TEXT TO READ >>
*****

- 2017 UK & Ireland Greyhound Racing Year: ← 20162018 →

= 2017 UK & Ireland Greyhound Racing Year =

2017 UK & Ireland Greyhound Racing Year was the 92nd year of greyhound racing in the United Kingdom and the 91st year of greyhound racing in Ireland.

==Summary==
===Wimbledon and Hall Green===
The year was best known for the closure of the GRA operated tracks of Wimbledon Stadium and Hall Green Stadium. Wimbledon closed on 25 March. Wimbledon's sister track Hall Green, owned by Euro Property Investments Ltd, closed on 29 July and will be demolished.

===Towcester Derby===
The premier competition of the year, the English Greyhound Derby, was held at Towcester on 1 July, the first time in the competition's history that it was held outside of London. It was won by 28-1 shot Astute Missile; the outsider of the six in the final.

===Irish protests===
In Ireland continuing protests by the DGOBA resulted in a suspension of racing at Shelbourne Park for five months and the cancellation of several major events. The protest was over the February closure of Harold's Cross Stadium. The Irish Derby held in September was won by the Patrick Guilfoyle trained Good News.

===Streaming Rights & Bookmakers===
The industry experienced a battle for broadcasting and streaming rights between Satellite Information Services (SIS) and the Arena Racing Company (ARC). Each signed up various tracks to enable them to produce fixtures for the bookmaking chains, the latter ARC even bought two tracks (Sunderland and Newcastle) from William Hill in May. Ladbrokes and Gala Coral merged to become Ladbrokes Coral.

===Other News===
One of the sports leading events, the Laurels, switched from the GRA and Belle Vue to Newcastle. The move was seen as positive with high hopes that the race could regain some of its former glory and increase its prize fund. Mark Wallis extended his champion trainer trophy record to nine.

*****

MATERIAL >>
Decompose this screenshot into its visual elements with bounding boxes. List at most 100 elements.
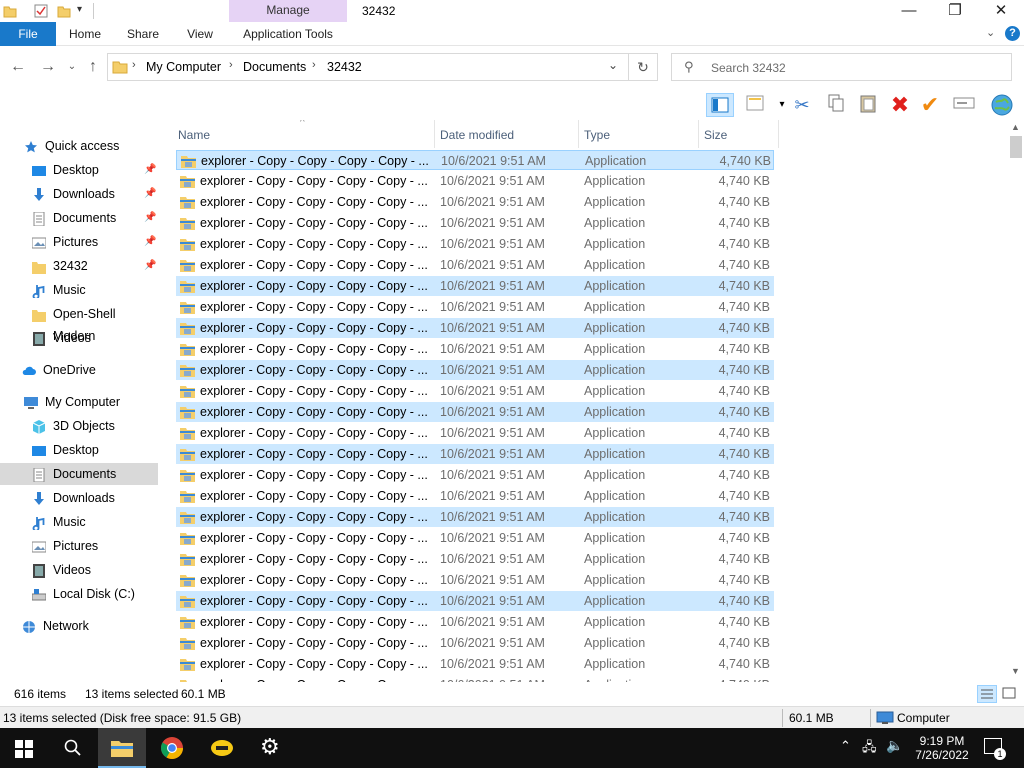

*****

WHAT TO DO >>
1/ According to the 2017 greyhound racing summary, on what date did Wimbledon Stadium close?
2/ Decide whether each statement agrees with the 2017 greyhound racing summary. Answer yes or no and quote the deciding words.
(a) The English Greyhound Derby that year was held at Towcester.
(b) Astute Missile was the favorite in the Derby final.
(c) Mark Wallis extended his champion trainer trophy record to ten.
3/ Put this sentence from the 2017 greyhound racing summary into Spanish: "Ladbrokes and Gala Coral merged to become Ladbrokes Coral."

THE RESPONSES >>
1/ 25 March

2/
(a) Yes: "was held at Towcester on 1 July"
(b) No: "the outsider of the six in the final"
(c) No: "Mark Wallis extended his champion trainer trophy record to nine"

3/ Ladbrokes y Gala Coral se fusionaron para convertirse en Ladbrokes Coral.